SOURCE RECORDS
####

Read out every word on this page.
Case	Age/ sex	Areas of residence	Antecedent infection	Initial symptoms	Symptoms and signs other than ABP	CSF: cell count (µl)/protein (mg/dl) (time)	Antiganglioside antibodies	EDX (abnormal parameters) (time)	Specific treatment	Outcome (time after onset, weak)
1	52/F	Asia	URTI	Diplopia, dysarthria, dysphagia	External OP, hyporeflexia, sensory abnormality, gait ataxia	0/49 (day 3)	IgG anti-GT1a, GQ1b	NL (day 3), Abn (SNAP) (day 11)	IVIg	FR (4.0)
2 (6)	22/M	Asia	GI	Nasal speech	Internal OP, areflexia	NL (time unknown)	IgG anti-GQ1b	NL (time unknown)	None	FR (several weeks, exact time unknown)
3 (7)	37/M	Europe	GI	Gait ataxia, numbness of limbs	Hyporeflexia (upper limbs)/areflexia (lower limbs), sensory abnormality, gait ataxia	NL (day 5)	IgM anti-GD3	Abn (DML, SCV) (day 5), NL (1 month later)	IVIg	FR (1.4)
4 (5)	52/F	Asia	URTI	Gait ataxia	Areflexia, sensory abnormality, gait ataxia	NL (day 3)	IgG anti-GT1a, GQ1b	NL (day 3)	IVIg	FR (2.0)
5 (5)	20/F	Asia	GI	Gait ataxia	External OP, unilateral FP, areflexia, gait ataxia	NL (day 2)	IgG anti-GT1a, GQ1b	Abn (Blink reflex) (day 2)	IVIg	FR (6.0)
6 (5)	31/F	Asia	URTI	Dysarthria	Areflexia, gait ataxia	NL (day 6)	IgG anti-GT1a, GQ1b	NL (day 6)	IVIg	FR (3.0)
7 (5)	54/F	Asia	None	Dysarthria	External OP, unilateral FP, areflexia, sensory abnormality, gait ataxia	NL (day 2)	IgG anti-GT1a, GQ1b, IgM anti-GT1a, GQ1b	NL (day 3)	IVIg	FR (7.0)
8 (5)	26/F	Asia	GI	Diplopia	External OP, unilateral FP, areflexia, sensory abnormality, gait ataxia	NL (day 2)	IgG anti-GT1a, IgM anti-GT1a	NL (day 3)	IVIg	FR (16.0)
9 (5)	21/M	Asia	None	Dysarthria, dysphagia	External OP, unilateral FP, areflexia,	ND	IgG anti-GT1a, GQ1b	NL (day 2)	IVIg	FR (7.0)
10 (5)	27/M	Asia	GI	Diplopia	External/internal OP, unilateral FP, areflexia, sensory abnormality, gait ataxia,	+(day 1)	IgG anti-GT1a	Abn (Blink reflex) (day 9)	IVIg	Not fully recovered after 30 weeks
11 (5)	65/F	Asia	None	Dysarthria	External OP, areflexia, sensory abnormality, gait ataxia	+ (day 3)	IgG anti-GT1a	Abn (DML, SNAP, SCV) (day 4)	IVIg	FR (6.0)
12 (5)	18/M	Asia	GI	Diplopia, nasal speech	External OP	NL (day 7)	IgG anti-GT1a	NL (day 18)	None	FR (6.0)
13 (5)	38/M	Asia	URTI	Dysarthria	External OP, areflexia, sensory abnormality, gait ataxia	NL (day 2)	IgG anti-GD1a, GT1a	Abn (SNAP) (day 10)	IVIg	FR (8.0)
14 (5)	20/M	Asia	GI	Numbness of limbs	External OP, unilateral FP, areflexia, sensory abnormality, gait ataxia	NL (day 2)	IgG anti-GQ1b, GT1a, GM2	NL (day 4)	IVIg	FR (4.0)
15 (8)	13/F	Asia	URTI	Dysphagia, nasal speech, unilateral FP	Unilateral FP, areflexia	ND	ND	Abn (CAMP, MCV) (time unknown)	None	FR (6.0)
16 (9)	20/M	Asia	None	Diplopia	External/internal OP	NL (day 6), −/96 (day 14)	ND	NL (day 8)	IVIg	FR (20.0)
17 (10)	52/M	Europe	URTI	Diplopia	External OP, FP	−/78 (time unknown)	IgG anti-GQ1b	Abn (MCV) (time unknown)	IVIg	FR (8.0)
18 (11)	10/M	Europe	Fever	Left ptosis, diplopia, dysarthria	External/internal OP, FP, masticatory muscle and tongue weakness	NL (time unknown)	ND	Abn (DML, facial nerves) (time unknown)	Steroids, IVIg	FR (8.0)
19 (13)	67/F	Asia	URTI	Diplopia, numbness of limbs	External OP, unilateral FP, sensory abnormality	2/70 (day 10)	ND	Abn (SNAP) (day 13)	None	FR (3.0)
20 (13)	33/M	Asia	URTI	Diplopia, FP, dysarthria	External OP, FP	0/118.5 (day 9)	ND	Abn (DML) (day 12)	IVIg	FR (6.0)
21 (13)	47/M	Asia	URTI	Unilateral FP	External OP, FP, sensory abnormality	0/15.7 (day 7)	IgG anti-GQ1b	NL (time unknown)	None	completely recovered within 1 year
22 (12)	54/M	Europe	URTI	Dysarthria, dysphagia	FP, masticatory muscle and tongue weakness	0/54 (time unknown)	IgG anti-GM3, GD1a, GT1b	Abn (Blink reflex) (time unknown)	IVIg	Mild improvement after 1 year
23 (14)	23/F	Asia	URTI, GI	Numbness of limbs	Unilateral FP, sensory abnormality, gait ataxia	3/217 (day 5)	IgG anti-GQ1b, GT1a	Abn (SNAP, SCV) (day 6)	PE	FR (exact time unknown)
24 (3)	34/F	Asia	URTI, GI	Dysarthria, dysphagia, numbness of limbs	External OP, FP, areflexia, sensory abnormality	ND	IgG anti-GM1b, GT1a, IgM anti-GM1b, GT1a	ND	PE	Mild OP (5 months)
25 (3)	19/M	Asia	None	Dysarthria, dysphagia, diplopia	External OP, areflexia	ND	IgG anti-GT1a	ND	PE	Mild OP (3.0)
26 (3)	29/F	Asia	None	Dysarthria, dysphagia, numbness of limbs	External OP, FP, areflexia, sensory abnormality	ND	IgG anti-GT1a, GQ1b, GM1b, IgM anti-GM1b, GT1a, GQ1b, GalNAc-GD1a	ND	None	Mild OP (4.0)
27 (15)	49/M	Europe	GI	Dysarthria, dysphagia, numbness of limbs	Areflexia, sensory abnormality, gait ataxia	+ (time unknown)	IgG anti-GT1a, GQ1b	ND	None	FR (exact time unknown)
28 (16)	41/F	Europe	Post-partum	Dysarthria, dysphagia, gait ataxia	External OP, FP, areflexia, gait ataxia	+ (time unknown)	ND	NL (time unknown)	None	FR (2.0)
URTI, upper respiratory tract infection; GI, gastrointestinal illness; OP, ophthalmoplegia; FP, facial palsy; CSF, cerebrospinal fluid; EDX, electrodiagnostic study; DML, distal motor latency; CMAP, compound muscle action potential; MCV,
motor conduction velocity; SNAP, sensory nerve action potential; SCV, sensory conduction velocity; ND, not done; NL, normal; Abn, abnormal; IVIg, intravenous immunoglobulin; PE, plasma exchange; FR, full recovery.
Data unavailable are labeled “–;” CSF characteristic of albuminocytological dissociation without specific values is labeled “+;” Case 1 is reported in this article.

####

The records must be given again in full, exactly as shown.

Read out every word on this page.
Case	Age/ sex	Areas of residence	Antecedent infection	Initial symptoms	Symptoms and signs other than ABP	CSF: cell count (µl)/protein (mg/dl) (time)	Antiganglioside antibodies	EDX (abnormal parameters) (time)	Specific treatment	Outcome (time after onset, weak)
1	52/F	Asia	URTI	Diplopia, dysarthria, dysphagia	External OP, hyporeflexia, sensory abnormality, gait ataxia	0/49 (day 3)	IgG anti-GT1a, GQ1b	NL (day 3), Abn (SNAP) (day 11)	IVIg	FR (4.0)
2 (6)	22/M	Asia	GI	Nasal speech	Internal OP, areflexia	NL (time unknown)	IgG anti-GQ1b	NL (time unknown)	None	FR (several weeks, exact time unknown)
3 (7)	37/M	Europe	GI	Gait ataxia, numbness of limbs	Hyporeflexia (upper limbs)/areflexia (lower limbs), sensory abnormality, gait ataxia	NL (day 5)	IgM anti-GD3	Abn (DML, SCV) (day 5), NL (1 month later)	IVIg	FR (1.4)
4 (5)	52/F	Asia	URTI	Gait ataxia	Areflexia, sensory abnormality, gait ataxia	NL (day 3)	IgG anti-GT1a, GQ1b	NL (day 3)	IVIg	FR (2.0)
5 (5)	20/F	Asia	GI	Gait ataxia	External OP, unilateral FP, areflexia, gait ataxia	NL (day 2)	IgG anti-GT1a, GQ1b	Abn (Blink reflex) (day 2)	IVIg	FR (6.0)
6 (5)	31/F	Asia	URTI	Dysarthria	Areflexia, gait ataxia	NL (day 6)	IgG anti-GT1a, GQ1b	NL (day 6)	IVIg	FR (3.0)
7 (5)	54/F	Asia	None	Dysarthria	External OP, unilateral FP, areflexia, sensory abnormality, gait ataxia	NL (day 2)	IgG anti-GT1a, GQ1b, IgM anti-GT1a, GQ1b	NL (day 3)	IVIg	FR (7.0)
8 (5)	26/F	Asia	GI	Diplopia	External OP, unilateral FP, areflexia, sensory abnormality, gait ataxia	NL (day 2)	IgG anti-GT1a, IgM anti-GT1a	NL (day 3)	IVIg	FR (16.0)
9 (5)	21/M	Asia	None	Dysarthria, dysphagia	External OP, unilateral FP, areflexia,	ND	IgG anti-GT1a, GQ1b	NL (day 2)	IVIg	FR (7.0)
10 (5)	27/M	Asia	GI	Diplopia	External/internal OP, unilateral FP, areflexia, sensory abnormality, gait ataxia,	+(day 1)	IgG anti-GT1a	Abn (Blink reflex) (day 9)	IVIg	Not fully recovered after 30 weeks
11 (5)	65/F	Asia	None	Dysarthria	External OP, areflexia, sensory abnormality, gait ataxia	+ (day 3)	IgG anti-GT1a	Abn (DML, SNAP, SCV) (day 4)	IVIg	FR (6.0)
12 (5)	18/M	Asia	GI	Diplopia, nasal speech	External OP	NL (day 7)	IgG anti-GT1a	NL (day 18)	None	FR (6.0)
13 (5)	38/M	Asia	URTI	Dysarthria	External OP, areflexia, sensory abnormality, gait ataxia	NL (day 2)	IgG anti-GD1a, GT1a	Abn (SNAP) (day 10)	IVIg	FR (8.0)
14 (5)	20/M	Asia	GI	Numbness of limbs	External OP, unilateral FP, areflexia, sensory abnormality, gait ataxia	NL (day 2)	IgG anti-GQ1b, GT1a, GM2	NL (day 4)	IVIg	FR (4.0)
15 (8)	13/F	Asia	URTI	Dysphagia, nasal speech, unilateral FP	Unilateral FP, areflexia	ND	ND	Abn (CAMP, MCV) (time unknown)	None	FR (6.0)
16 (9)	20/M	Asia	None	Diplopia	External/internal OP	NL (day 6), −/96 (day 14)	ND	NL (day 8)	IVIg	FR (20.0)
17 (10)	52/M	Europe	URTI	Diplopia	External OP, FP	−/78 (time unknown)	IgG anti-GQ1b	Abn (MCV) (time unknown)	IVIg	FR (8.0)
18 (11)	10/M	Europe	Fever	Left ptosis, diplopia, dysarthria	External/internal OP, FP, masticatory muscle and tongue weakness	NL (time unknown)	ND	Abn (DML, facial nerves) (time unknown)	Steroids, IVIg	FR (8.0)
19 (13)	67/F	Asia	URTI	Diplopia, numbness of limbs	External OP, unilateral FP, sensory abnormality	2/70 (day 10)	ND	Abn (SNAP) (day 13)	None	FR (3.0)
20 (13)	33/M	Asia	URTI	Diplopia, FP, dysarthria	External OP, FP	0/118.5 (day 9)	ND	Abn (DML) (day 12)	IVIg	FR (6.0)
21 (13)	47/M	Asia	URTI	Unilateral FP	External OP, FP, sensory abnormality	0/15.7 (day 7)	IgG anti-GQ1b	NL (time unknown)	None	completely recovered within 1 year
22 (12)	54/M	Europe	URTI	Dysarthria, dysphagia	FP, masticatory muscle and tongue weakness	0/54 (time unknown)	IgG anti-GM3, GD1a, GT1b	Abn (Blink reflex) (time unknown)	IVIg	Mild improvement after 1 year
23 (14)	23/F	Asia	URTI, GI	Numbness of limbs	Unilateral FP, sensory abnormality, gait ataxia	3/217 (day 5)	IgG anti-GQ1b, GT1a	Abn (SNAP, SCV) (day 6)	PE	FR (exact time unknown)
24 (3)	34/F	Asia	URTI, GI	Dysarthria, dysphagia, numbness of limbs	External OP, FP, areflexia, sensory abnormality	ND	IgG anti-GM1b, GT1a, IgM anti-GM1b, GT1a	ND	PE	Mild OP (5 months)
25 (3)	19/M	Asia	None	Dysarthria, dysphagia, diplopia	External OP, areflexia	ND	IgG anti-GT1a	ND	PE	Mild OP (3.0)
26 (3)	29/F	Asia	None	Dysarthria, dysphagia, numbness of limbs	External OP, FP, areflexia, sensory abnormality	ND	IgG anti-GT1a, GQ1b, GM1b, IgM anti-GM1b, GT1a, GQ1b, GalNAc-GD1a	ND	None	Mild OP (4.0)
27 (15)	49/M	Europe	GI	Dysarthria, dysphagia, numbness of limbs	Areflexia, sensory abnormality, gait ataxia	+ (time unknown)	IgG anti-GT1a, GQ1b	ND	None	FR (exact time unknown)
28 (16)	41/F	Europe	Post-partum	Dysarthria, dysphagia, gait ataxia	External OP, FP, areflexia, gait ataxia	+ (time unknown)	ND	NL (time unknown)	None	FR (2.0)
URTI, upper respiratory tract infection; GI, gastrointestinal illness; OP, ophthalmoplegia; FP, facial palsy; CSF, cerebrospinal fluid; EDX, electrodiagnostic study; DML, distal motor latency; CMAP, compound muscle action potential; MCV,
motor conduction velocity; SNAP, sensory nerve action potential; SCV, sensory conduction velocity; ND, not done; NL, normal; Abn, abnormal; IVIg, intravenous immunoglobulin; PE, plasma exchange; FR, full recovery.
Data unavailable are labeled “–;” CSF characteristic of albuminocytological dissociation without specific values is labeled “+;” Case 1 is reported in this article.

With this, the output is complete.